### [EXERCISE REQUIREMENTS]
Copy out each line below exactly as it appears.

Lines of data
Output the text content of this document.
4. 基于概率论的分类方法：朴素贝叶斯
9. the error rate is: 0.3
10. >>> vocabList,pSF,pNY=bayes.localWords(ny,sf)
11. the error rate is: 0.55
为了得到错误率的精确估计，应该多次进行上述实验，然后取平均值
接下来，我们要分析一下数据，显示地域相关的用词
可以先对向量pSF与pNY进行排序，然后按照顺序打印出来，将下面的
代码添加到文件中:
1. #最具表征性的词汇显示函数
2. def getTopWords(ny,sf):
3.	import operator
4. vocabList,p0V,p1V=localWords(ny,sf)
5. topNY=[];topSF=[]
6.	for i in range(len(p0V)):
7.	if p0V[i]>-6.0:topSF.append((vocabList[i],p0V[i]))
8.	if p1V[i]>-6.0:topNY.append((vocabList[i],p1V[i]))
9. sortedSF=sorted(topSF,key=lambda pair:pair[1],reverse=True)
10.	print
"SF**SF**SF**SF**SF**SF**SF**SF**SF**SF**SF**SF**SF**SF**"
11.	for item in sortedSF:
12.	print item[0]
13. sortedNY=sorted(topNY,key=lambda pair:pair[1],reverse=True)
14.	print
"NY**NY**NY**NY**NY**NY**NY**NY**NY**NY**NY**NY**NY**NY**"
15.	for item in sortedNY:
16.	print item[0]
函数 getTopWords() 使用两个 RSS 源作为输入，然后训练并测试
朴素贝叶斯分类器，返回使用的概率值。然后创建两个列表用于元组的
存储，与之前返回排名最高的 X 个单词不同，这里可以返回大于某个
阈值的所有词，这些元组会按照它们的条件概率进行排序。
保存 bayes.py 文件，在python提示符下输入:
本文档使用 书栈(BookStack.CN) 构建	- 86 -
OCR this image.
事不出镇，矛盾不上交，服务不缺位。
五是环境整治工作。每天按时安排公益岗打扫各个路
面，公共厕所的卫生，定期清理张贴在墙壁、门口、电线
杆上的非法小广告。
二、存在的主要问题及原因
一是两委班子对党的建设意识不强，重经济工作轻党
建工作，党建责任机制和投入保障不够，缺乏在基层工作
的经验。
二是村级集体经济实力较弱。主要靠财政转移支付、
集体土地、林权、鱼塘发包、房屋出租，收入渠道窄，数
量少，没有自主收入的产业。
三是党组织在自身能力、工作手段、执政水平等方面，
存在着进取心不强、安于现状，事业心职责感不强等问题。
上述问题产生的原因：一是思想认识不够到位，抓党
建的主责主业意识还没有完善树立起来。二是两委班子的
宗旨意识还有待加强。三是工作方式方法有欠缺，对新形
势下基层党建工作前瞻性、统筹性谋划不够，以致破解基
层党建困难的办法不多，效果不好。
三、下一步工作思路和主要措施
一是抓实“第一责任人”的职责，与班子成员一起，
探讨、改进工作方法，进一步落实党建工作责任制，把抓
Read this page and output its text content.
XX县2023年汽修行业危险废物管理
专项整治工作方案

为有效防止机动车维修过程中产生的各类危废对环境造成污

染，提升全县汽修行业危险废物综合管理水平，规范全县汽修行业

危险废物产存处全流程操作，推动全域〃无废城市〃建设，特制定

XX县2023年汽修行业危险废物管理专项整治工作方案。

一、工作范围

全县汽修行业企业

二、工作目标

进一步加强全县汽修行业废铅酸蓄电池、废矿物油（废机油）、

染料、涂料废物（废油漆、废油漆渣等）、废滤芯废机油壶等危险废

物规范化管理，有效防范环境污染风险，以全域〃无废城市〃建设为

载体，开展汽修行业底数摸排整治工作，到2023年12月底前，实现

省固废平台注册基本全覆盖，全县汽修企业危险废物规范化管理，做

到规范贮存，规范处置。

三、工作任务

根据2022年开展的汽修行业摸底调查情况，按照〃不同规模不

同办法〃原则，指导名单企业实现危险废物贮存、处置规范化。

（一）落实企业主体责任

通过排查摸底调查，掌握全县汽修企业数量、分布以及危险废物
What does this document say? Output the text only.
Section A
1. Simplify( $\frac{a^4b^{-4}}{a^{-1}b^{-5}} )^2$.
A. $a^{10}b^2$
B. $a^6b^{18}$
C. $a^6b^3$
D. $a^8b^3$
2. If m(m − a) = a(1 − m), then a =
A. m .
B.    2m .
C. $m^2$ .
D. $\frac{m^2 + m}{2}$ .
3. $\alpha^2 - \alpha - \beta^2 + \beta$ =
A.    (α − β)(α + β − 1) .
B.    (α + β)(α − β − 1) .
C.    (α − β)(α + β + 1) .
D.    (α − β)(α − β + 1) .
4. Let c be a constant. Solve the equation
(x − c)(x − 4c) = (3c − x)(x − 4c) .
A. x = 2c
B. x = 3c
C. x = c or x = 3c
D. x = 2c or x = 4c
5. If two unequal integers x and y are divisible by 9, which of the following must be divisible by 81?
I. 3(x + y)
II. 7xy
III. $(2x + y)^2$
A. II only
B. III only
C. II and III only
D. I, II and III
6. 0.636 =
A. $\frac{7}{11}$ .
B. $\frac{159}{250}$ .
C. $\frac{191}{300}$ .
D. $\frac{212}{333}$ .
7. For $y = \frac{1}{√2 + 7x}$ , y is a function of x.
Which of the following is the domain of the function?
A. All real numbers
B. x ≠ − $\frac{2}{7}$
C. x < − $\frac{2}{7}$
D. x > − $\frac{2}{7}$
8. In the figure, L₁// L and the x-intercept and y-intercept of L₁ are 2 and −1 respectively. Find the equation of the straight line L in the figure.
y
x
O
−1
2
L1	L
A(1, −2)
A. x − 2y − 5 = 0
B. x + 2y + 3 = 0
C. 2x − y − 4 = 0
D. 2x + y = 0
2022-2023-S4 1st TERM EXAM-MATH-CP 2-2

### [PROBLEM SOLUTION]
Output the text content of this document.
4. 基于概率论的分类方法：朴素贝叶斯
9. the error rate is: 0.3
10. >>> vocabList,pSF,pNY=bayes.localWords(ny,sf)
11. the error rate is: 0.55
为了得到错误率的精确估计，应该多次进行上述实验，然后取平均值
接下来，我们要分析一下数据，显示地域相关的用词
可以先对向量pSF与pNY进行排序，然后按照顺序打印出来，将下面的
代码添加到文件中:
1. #最具表征性的词汇显示函数
2. def getTopWords(ny,sf):
3.	import operator
4. vocabList,p0V,p1V=localWords(ny,sf)
5. topNY=[];topSF=[]
6.	for i in range(len(p0V)):
7.	if p0V[i]>-6.0:topSF.append((vocabList[i],p0V[i]))
8.	if p1V[i]>-6.0:topNY.append((vocabList[i],p1V[i]))
9. sortedSF=sorted(topSF,key=lambda pair:pair[1],reverse=True)
10.	print
"SF**SF**SF**SF**SF**SF**SF**SF**SF**SF**SF**SF**SF**SF**"
11.	for item in sortedSF:
12.	print item[0]
13. sortedNY=sorted(topNY,key=lambda pair:pair[1],reverse=True)
14.	print
"NY**NY**NY**NY**NY**NY**NY**NY**NY**NY**NY**NY**NY**NY**"
15.	for item in sortedNY:
16.	print item[0]
函数 getTopWords() 使用两个 RSS 源作为输入，然后训练并测试
朴素贝叶斯分类器，返回使用的概率值。然后创建两个列表用于元组的
存储，与之前返回排名最高的 X 个单词不同，这里可以返回大于某个
阈值的所有词，这些元组会按照它们的条件概率进行排序。
保存 bayes.py 文件，在python提示符下输入:
本文档使用 书栈(BookStack.CN) 构建	- 86 -
OCR this image.
事不出镇，矛盾不上交，服务不缺位。
五是环境整治工作。每天按时安排公益岗打扫各个路
面，公共厕所的卫生，定期清理张贴在墙壁、门口、电线
杆上的非法小广告。
二、存在的主要问题及原因
一是两委班子对党的建设意识不强，重经济工作轻党
建工作，党建责任机制和投入保障不够，缺乏在基层工作
的经验。
二是村级集体经济实力较弱。主要靠财政转移支付、
集体土地、林权、鱼塘发包、房屋出租，收入渠道窄，数
量少，没有自主收入的产业。
三是党组织在自身能力、工作手段、执政水平等方面，
存在着进取心不强、安于现状，事业心职责感不强等问题。
上述问题产生的原因：一是思想认识不够到位，抓党
建的主责主业意识还没有完善树立起来。二是两委班子的
宗旨意识还有待加强。三是工作方式方法有欠缺，对新形
势下基层党建工作前瞻性、统筹性谋划不够，以致破解基
层党建困难的办法不多，效果不好。
三、下一步工作思路和主要措施
一是抓实“第一责任人”的职责，与班子成员一起，
探讨、改进工作方法，进一步落实党建工作责任制，把抓
Read this page and output its text content.
XX县2023年汽修行业危险废物管理
专项整治工作方案

为有效防止机动车维修过程中产生的各类危废对环境造成污

染，提升全县汽修行业危险废物综合管理水平，规范全县汽修行业

危险废物产存处全流程操作，推动全域〃无废城市〃建设，特制定

XX县2023年汽修行业危险废物管理专项整治工作方案。

一、工作范围

全县汽修行业企业

二、工作目标

进一步加强全县汽修行业废铅酸蓄电池、废矿物油（废机油）、

染料、涂料废物（废油漆、废油漆渣等）、废滤芯废机油壶等危险废

物规范化管理，有效防范环境污染风险，以全域〃无废城市〃建设为

载体，开展汽修行业底数摸排整治工作，到2023年12月底前，实现

省固废平台注册基本全覆盖，全县汽修企业危险废物规范化管理，做

到规范贮存，规范处置。

三、工作任务

根据2022年开展的汽修行业摸底调查情况，按照〃不同规模不

同办法〃原则，指导名单企业实现危险废物贮存、处置规范化。

（一）落实企业主体责任

通过排查摸底调查，掌握全县汽修企业数量、分布以及危险废物
What does this document say? Output the text only.
Section A
1. Simplify( $\frac{a^4b^{-4}}{a^{-1}b^{-5}} )^2$.
A. $a^{10}b^2$
B. $a^6b^{18}$
C. $a^6b^3$
D. $a^8b^3$
2. If m(m − a) = a(1 − m), then a =
A. m .
B.    2m .
C. $m^2$ .
D. $\frac{m^2 + m}{2}$ .
3. $\alpha^2 - \alpha - \beta^2 + \beta$ =
A.    (α − β)(α + β − 1) .
B.    (α + β)(α − β − 1) .
C.    (α − β)(α + β + 1) .
D.    (α − β)(α − β + 1) .
4. Let c be a constant. Solve the equation
(x − c)(x − 4c) = (3c − x)(x − 4c) .
A. x = 2c
B. x = 3c
C. x = c or x = 3c
D. x = 2c or x = 4c
5. If two unequal integers x and y are divisible by 9, which of the following must be divisible by 81?
I. 3(x + y)
II. 7xy
III. $(2x + y)^2$
A. II only
B. III only
C. II and III only
D. I, II and III
6. 0.636 =
A. $\frac{7}{11}$ .
B. $\frac{159}{250}$ .
C. $\frac{191}{300}$ .
D. $\frac{212}{333}$ .
7. For $y = \frac{1}{√2 + 7x}$ , y is a function of x.
Which of the following is the domain of the function?
A. All real numbers
B. x ≠ − $\frac{2}{7}$
C. x < − $\frac{2}{7}$
D. x > − $\frac{2}{7}$
8. In the figure, L₁// L and the x-intercept and y-intercept of L₁ are 2 and −1 respectively. Find the equation of the straight line L in the figure.
y
x
O
−1
2
L1	L
A(1, −2)
A. x − 2y − 5 = 0
B. x + 2y + 3 = 0
C. 2x − y − 4 = 0
D. 2x + y = 0
2022-2023-S4 1st TERM EXAM-MATH-CP 2-2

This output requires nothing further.